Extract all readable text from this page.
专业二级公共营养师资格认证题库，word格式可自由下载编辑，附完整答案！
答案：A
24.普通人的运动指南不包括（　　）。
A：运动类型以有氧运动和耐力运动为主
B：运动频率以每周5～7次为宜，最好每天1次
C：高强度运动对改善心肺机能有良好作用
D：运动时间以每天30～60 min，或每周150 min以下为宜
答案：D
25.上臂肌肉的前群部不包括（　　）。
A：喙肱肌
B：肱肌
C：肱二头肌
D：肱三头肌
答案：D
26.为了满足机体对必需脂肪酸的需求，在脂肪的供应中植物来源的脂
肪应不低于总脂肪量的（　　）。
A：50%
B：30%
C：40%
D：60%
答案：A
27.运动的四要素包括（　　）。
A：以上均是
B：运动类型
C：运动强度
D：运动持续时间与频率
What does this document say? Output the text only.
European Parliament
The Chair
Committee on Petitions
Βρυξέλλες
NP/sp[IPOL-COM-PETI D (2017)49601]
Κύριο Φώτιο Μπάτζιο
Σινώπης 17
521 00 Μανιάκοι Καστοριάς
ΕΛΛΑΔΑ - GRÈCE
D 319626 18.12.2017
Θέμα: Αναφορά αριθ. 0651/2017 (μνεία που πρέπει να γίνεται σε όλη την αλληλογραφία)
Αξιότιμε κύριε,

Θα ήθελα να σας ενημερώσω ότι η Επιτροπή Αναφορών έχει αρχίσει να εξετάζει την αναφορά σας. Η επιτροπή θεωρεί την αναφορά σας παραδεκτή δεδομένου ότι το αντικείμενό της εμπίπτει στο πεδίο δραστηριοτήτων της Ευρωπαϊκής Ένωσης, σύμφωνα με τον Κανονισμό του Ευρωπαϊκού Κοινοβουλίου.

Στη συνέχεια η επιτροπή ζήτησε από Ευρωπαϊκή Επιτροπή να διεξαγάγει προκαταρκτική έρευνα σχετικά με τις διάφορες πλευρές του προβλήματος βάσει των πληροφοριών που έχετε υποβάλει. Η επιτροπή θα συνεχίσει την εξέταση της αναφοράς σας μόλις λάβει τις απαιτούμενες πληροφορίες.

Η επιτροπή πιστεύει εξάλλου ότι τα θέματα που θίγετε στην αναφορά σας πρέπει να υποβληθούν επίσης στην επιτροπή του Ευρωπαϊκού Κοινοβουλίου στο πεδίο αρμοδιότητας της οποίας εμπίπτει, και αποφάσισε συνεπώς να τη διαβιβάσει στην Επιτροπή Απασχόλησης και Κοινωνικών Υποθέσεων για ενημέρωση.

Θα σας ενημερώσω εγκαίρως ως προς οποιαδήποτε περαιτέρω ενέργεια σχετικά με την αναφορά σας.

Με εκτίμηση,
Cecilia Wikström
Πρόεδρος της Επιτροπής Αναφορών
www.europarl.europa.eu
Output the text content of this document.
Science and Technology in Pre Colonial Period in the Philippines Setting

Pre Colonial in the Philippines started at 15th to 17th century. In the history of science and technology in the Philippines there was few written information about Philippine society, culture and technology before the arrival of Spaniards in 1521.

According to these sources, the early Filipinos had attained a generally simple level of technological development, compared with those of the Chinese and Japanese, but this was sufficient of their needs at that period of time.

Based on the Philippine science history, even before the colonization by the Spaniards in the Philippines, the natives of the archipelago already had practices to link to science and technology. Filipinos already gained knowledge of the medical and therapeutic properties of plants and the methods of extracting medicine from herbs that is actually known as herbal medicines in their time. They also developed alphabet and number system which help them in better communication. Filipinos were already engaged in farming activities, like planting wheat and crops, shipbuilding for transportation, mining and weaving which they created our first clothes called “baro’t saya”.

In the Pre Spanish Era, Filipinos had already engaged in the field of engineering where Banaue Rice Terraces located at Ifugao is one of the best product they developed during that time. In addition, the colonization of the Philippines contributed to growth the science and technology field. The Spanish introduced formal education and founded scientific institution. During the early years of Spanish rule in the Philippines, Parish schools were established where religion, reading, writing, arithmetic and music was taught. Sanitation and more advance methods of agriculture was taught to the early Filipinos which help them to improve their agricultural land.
---*---
What is needed:
Track down every line holding the string "Filipinos" and copy it.

Result of this exercise:
According to these sources, the early Filipinos had attained a generally simple level of technological development, compared with those of the Chinese and Japanese, but this was sufficient of their needs at that period of time.
Based on the Philippine science history, even before the colonization by the Spaniards in the Philippines, the natives of the archipelago already had practices to link to science and technology. Filipinos already gained knowledge of the medical and therapeutic properties of plants and the methods of extracting medicine from herbs that is actually known as herbal medicines in their time. They also developed alphabet and number system which help them in better communication. Filipinos were already engaged in farming activities, like planting wheat and crops, shipbuilding for transportation, mining and weaving which they created our first clothes called “baro’t saya”.
In the Pre Spanish Era, Filipinos had already engaged in the field of engineering where Banaue Rice Terraces located at Ifugao is one of the best product they developed during that time. In addition, the colonization of the Philippines contributed to growth the science and technology field. The Spanish introduced formal education and founded scientific institution. During the early years of Spanish rule in the Philippines, Parish schools were established where religion, reading, writing, arithmetic and music was taught. Sanitation and more advance methods of agriculture was taught to the early Filipinos which help them to improve their agricultural land.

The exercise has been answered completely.